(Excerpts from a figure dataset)
┄┄┄┄┄┄
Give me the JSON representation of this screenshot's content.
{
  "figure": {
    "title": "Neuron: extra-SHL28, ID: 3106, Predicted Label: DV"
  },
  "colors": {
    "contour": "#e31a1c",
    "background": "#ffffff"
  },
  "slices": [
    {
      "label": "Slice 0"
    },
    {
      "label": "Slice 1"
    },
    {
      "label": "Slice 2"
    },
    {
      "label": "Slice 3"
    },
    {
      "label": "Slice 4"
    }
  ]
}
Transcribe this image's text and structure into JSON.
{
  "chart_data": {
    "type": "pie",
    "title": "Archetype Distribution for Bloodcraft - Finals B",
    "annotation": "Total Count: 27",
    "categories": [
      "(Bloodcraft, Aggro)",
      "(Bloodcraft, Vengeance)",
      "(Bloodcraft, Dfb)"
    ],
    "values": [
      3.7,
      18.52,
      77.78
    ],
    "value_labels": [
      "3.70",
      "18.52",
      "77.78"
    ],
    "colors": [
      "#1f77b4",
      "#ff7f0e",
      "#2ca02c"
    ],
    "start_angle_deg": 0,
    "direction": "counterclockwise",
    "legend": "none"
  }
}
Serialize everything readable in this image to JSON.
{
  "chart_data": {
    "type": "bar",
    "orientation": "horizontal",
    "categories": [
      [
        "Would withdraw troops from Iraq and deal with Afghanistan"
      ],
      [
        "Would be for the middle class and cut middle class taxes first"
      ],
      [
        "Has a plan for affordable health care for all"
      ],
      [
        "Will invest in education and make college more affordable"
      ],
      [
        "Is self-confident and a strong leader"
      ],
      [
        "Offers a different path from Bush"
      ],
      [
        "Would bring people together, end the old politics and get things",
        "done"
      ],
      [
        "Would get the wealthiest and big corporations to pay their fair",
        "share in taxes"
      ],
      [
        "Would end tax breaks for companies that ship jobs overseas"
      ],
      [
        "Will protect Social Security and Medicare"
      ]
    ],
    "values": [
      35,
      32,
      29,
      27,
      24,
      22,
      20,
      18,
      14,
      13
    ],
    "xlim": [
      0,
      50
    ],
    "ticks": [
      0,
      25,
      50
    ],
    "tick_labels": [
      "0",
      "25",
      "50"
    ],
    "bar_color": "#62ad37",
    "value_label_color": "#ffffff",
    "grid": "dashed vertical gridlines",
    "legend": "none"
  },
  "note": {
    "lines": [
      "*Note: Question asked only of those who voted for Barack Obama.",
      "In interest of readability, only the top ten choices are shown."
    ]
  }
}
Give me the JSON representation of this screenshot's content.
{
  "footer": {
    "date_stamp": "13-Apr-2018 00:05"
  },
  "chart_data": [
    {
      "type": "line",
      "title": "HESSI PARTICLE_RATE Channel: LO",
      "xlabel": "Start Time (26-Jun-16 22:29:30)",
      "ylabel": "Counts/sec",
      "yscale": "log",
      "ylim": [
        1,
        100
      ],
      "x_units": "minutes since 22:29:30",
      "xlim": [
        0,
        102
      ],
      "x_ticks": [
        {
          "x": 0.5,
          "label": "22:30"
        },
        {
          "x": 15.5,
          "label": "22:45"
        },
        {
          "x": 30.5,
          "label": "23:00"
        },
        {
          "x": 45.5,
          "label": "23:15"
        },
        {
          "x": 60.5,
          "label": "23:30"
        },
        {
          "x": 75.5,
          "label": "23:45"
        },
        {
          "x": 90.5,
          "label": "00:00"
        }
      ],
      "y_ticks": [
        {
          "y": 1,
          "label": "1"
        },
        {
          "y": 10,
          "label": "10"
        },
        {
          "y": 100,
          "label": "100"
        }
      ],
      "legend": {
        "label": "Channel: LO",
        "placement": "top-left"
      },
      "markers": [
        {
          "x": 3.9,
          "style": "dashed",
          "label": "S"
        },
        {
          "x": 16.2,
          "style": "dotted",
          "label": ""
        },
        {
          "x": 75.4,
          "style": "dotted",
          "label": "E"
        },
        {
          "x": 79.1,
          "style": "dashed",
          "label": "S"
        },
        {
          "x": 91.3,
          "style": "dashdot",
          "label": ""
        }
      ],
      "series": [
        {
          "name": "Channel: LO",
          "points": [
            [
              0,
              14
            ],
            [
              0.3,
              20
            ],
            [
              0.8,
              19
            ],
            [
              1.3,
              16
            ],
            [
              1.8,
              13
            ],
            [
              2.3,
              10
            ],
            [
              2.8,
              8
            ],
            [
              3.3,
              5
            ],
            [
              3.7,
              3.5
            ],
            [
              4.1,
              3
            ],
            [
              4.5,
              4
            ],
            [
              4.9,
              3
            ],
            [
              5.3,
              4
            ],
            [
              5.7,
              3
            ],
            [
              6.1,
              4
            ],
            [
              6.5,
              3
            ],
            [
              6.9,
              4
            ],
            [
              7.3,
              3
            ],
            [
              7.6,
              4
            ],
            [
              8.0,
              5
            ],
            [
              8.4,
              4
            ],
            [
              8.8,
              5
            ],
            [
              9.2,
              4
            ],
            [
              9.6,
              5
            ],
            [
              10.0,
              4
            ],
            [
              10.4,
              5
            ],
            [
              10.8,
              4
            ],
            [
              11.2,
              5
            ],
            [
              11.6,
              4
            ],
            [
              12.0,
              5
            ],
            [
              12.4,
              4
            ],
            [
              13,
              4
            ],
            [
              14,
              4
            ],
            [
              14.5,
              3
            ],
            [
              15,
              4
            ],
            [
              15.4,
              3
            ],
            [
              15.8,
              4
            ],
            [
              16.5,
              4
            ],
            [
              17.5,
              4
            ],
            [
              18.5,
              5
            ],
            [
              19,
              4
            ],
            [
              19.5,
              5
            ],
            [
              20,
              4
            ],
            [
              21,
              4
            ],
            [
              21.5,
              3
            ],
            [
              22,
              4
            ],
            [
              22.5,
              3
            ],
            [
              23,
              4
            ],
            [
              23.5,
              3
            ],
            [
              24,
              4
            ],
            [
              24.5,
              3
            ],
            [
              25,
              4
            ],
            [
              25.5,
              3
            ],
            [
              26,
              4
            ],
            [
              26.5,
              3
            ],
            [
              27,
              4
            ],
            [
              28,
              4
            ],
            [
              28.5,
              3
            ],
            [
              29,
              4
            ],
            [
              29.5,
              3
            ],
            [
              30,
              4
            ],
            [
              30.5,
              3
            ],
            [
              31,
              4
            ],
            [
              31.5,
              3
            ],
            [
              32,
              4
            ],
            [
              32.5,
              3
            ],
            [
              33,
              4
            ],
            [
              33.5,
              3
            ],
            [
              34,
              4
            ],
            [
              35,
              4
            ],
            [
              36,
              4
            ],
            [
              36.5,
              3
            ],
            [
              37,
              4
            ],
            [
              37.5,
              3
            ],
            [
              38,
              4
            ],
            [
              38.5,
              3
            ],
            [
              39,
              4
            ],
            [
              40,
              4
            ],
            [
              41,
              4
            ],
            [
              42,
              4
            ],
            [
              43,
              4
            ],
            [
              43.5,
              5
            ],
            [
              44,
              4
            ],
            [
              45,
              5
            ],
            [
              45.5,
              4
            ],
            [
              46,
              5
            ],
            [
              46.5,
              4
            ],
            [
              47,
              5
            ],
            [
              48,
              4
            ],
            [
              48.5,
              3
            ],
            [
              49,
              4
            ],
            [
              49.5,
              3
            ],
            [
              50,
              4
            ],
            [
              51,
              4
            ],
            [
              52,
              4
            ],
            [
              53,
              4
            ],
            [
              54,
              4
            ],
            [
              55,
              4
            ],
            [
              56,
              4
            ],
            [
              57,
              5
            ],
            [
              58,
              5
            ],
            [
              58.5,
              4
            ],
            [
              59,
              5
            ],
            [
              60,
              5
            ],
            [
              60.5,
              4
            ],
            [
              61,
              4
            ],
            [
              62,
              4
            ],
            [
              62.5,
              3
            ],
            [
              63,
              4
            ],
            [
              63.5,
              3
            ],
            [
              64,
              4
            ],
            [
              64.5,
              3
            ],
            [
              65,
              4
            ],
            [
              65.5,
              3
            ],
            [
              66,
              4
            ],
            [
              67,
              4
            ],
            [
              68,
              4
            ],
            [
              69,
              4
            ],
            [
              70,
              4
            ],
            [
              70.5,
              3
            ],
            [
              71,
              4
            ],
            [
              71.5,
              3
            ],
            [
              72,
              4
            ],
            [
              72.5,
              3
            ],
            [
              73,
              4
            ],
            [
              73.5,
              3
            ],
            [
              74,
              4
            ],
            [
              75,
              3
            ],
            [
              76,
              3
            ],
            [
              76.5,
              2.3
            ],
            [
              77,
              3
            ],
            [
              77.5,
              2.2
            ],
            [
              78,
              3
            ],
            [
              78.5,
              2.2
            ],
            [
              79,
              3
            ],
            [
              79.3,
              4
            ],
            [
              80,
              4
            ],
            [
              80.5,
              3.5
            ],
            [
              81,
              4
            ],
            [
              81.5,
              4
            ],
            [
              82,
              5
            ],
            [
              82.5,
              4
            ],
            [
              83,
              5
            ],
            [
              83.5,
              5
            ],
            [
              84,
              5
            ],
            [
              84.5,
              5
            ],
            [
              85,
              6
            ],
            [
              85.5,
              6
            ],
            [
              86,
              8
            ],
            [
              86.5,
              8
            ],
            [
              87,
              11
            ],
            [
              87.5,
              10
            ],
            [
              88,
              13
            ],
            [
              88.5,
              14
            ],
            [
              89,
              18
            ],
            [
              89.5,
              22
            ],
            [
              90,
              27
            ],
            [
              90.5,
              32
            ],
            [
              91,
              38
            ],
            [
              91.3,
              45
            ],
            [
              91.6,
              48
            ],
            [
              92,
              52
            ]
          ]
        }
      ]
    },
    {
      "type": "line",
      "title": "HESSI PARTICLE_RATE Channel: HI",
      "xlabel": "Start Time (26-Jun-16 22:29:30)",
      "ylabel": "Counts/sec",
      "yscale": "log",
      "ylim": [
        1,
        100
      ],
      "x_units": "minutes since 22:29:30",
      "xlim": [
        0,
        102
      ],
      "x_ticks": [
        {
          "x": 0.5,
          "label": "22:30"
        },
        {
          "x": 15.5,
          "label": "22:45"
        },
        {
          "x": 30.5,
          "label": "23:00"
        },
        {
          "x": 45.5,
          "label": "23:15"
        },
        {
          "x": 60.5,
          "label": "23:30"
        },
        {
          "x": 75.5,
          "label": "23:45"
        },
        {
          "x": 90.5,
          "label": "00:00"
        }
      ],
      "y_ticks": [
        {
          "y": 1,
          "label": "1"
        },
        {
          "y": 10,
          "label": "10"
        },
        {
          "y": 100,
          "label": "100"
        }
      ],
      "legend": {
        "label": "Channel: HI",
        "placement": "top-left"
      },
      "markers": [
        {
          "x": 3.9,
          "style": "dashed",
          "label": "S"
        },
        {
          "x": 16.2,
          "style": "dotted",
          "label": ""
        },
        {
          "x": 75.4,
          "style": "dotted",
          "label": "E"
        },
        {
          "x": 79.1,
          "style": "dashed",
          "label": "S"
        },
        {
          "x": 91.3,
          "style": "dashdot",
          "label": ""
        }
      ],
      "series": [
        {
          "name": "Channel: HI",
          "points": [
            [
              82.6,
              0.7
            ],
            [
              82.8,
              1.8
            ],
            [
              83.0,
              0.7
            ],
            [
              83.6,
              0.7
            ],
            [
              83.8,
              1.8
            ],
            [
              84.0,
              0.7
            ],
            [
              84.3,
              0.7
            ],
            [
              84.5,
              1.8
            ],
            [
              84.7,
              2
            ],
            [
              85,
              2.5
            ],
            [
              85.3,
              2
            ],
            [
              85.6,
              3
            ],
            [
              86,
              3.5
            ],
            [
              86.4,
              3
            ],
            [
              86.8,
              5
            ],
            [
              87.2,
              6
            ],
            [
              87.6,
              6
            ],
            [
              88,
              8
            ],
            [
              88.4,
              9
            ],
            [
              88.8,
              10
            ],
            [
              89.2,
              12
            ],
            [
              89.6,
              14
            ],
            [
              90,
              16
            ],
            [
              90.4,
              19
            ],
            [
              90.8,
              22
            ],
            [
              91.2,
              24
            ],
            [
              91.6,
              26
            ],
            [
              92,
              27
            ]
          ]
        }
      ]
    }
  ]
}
┄┄┄┄┄┄
| Exercise details |
Collect each line containing the string "Channel".

| Written solution |
      "title": "HESSI PARTICLE_RATE Channel: LO",
        "label": "Channel: LO",
          "name": "Channel: LO",
      "title": "HESSI PARTICLE_RATE Channel: HI",
        "label": "Channel: HI",
          "name": "Channel: HI",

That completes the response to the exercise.